_The request_. Repeat the data below exactly, dropping any pictures it holds.

**** Provided information ****

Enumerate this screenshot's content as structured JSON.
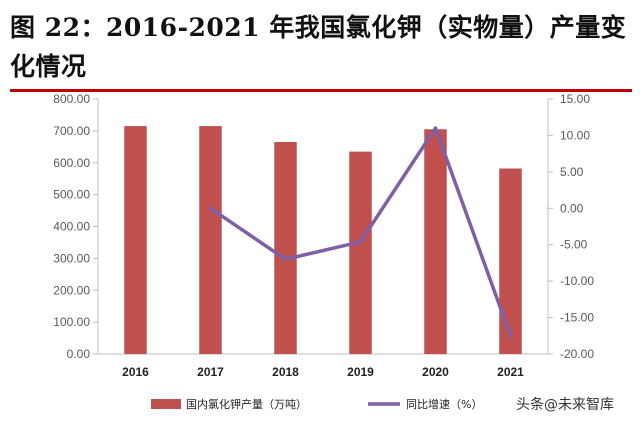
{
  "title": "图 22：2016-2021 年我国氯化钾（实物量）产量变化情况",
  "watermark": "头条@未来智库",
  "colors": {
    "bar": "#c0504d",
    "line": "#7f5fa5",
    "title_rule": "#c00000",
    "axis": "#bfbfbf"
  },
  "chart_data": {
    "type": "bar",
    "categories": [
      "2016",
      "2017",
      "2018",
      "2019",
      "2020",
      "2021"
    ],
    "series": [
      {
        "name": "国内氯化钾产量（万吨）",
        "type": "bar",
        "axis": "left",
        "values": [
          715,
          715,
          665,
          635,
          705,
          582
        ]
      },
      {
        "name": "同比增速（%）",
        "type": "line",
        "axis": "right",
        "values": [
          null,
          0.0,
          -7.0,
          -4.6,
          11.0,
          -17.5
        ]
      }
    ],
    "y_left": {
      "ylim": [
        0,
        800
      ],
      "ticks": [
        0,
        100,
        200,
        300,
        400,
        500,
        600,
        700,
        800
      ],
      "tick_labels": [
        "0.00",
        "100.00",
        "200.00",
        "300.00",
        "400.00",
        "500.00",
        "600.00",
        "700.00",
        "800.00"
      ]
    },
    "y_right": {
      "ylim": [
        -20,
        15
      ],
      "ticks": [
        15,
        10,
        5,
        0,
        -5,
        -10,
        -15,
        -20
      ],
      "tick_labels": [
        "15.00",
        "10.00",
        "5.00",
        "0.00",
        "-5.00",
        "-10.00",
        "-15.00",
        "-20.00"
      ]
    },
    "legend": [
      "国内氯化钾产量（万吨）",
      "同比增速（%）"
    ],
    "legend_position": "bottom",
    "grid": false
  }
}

****

_Correct output_.
Enumerate this screenshot's content as structured JSON.
{
  "title": "图 22：2016-2021 年我国氯化钾（实物量）产量变化情况",
  "watermark": "头条@未来智库",
  "colors": {
    "bar": "#c0504d",
    "line": "#7f5fa5",
    "title_rule": "#c00000",
    "axis": "#bfbfbf"
  },
  "chart_data": {
    "type": "bar",
    "categories": [
      "2016",
      "2017",
      "2018",
      "2019",
      "2020",
      "2021"
    ],
    "series": [
      {
        "name": "国内氯化钾产量（万吨）",
        "type": "bar",
        "axis": "left",
        "values": [
          715,
          715,
          665,
          635,
          705,
          582
        ]
      },
      {
        "name": "同比增速（%）",
        "type": "line",
        "axis": "right",
        "values": [
          null,
          0.0,
          -7.0,
          -4.6,
          11.0,
          -17.5
        ]
      }
    ],
    "y_left": {
      "ylim": [
        0,
        800
      ],
      "ticks": [
        0,
        100,
        200,
        300,
        400,
        500,
        600,
        700,
        800
      ],
      "tick_labels": [
        "0.00",
        "100.00",
        "200.00",
        "300.00",
        "400.00",
        "500.00",
        "600.00",
        "700.00",
        "800.00"
      ]
    },
    "y_right": {
      "ylim": [
        -20,
        15
      ],
      "ticks": [
        15,
        10,
        5,
        0,
        -5,
        -10,
        -15,
        -20
      ],
      "tick_labels": [
        "15.00",
        "10.00",
        "5.00",
        "0.00",
        "-5.00",
        "-10.00",
        "-15.00",
        "-20.00"
      ]
    },
    "legend": [
      "国内氯化钾产量（万吨）",
      "同比增速（%）"
    ],
    "legend_position": "bottom",
    "grid": false
  }
}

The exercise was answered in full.